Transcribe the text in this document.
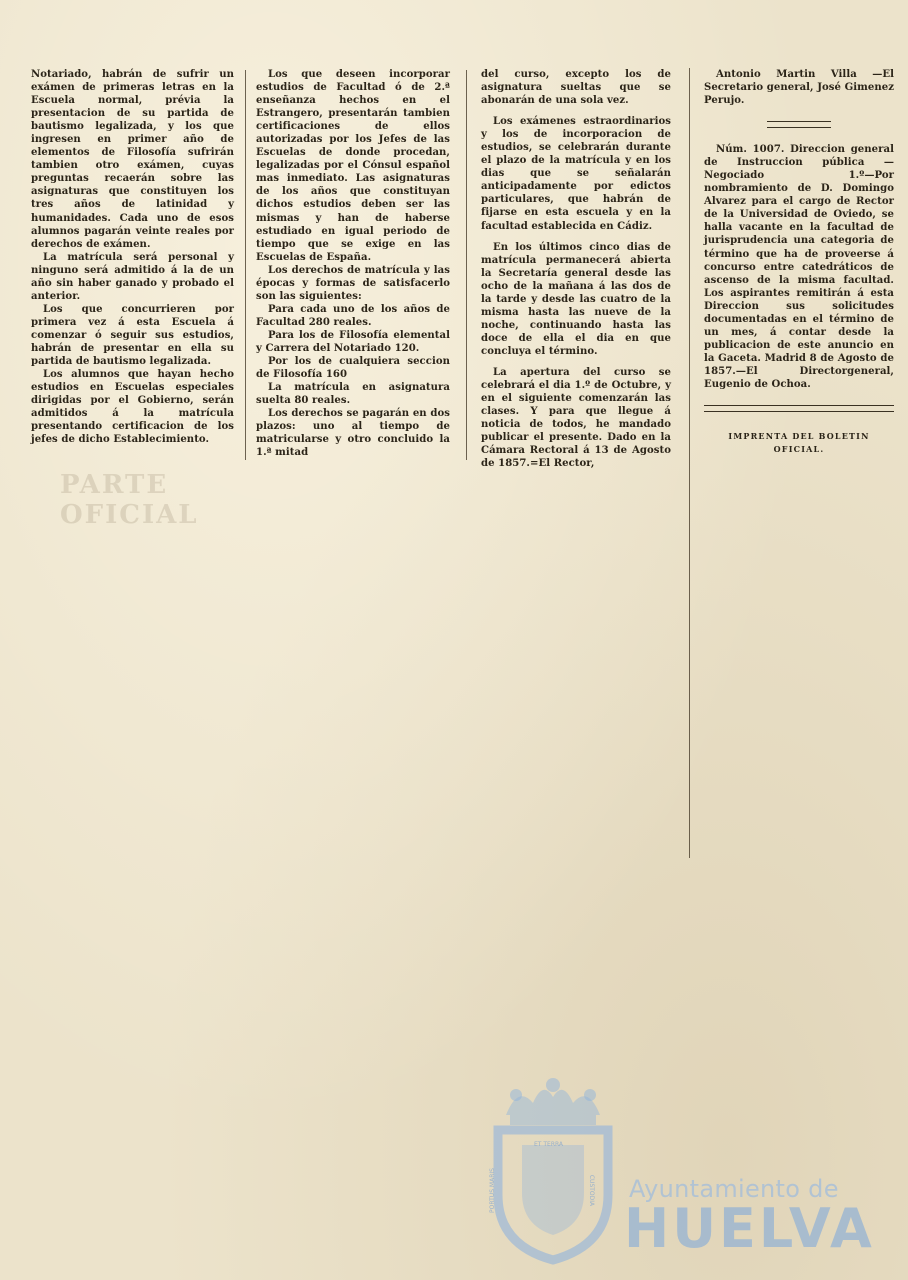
PARTE OFICIAL

Notariado, habrán de sufrir un exámen de primeras letras en la Escuela normal, prévia la presentacion de su partida de bautismo legalizada, y los que ingresen en primer año de elementos de Filosofía sufrirán tambien otro exámen, cuyas preguntas recaerán sobre las asignaturas que constituyen los tres años de latinidad y humanidades. Cada uno de esos alumnos pagarán veinte reales por derechos de exámen.

La matrícula será personal y ninguno será admitido á la de un año sin haber ganado y probado el anterior.

Los que concurrieren por primera vez á esta Escuela á comenzar ó seguir sus estudios, habrán de presentar en ella su partida de bautismo legalizada.

Los alumnos que hayan hecho estudios en Escuelas especiales dirigidas por el Gobierno, serán admitidos á la matrícula presentando certificacion de los jefes de dicho Establecimiento.

Los que deseen incorporar estudios de Facultad ó de 2.ª enseñanza hechos en el Estrangero, presentarán tambien certificaciones de ellos autorizadas por los Jefes de las Escuelas de donde procedan, legalizadas por el Cónsul español mas inmediato. Las asignaturas de los años que constituyan dichos estudios deben ser las mismas y han de haberse estudiado en igual periodo de tiempo que se exige en las Escuelas de España.

Los derechos de matrícula y las épocas y formas de satisfacerlo son las siguientes:

Para cada uno de los años de Facultad 280 reales.

Para los de Filosofía elemental y Carrera del Notariado 120.

Por los de cualquiera seccion de Filosofía 160

La matrícula en asignatura suelta 80 reales.

Los derechos se pagarán en dos plazos: uno al tiempo de matricularse y otro concluido la 1.ª mitad

del curso, excepto los de asignatura sueltas que se abonarán de una sola vez.

Los exámenes estraordinarios y los de incorporacion de estudios, se celebrarán durante el plazo de la matrícula y en los dias que se señalarán anticipadamente por edictos particulares, que habrán de fijarse en esta escuela y en la facultad establecida en Cádiz.

En los últimos cinco dias de matrícula permanecerá abierta la Secretaría general desde las ocho de la mañana á las dos de la tarde y desde las cuatro de la misma hasta las nueve de la noche, continuando hasta las doce de ella el dia en que concluya el término.

La apertura del curso se celebrará el dia 1.º de Octubre, y en el siguiente comenzarán las clases. Y para que llegue á noticia de todos, he mandado publicar el presente. Dado en la Cámara Rectoral á 13 de Agosto de 1857.=El Rector,

Antonio Martin Villa —El Secretario general, José Gimenez Perujo.

Núm. 1007. Direccion general de Instruccion pública —Negociado 1.º—Por nombramiento de D. Domingo Alvarez para el cargo de Rector de la Universidad de Oviedo, se halla vacante en la facultad de jurisprudencia una categoria de término que ha de proveerse á concurso entre catedráticos de ascenso de la misma facultad. Los aspirantes remitirán á esta Direccion sus solicitudes documentadas en el término de un mes, á contar desde la publicacion de este anuncio en la Gaceta. Madrid 8 de Agosto de 1857.—El Directorgeneral, Eugenio de Ochoa.

IMPRENTA DEL BOLETIN OFICIAL.

ET TERRA
PORTUS MARIS	CUSTODIA Ayuntamiento de
HUELVA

> **AIM OF THE TASK**
From the material above, count the lines that include "Rector" and give only the total.

> **THE SOLUTION**
2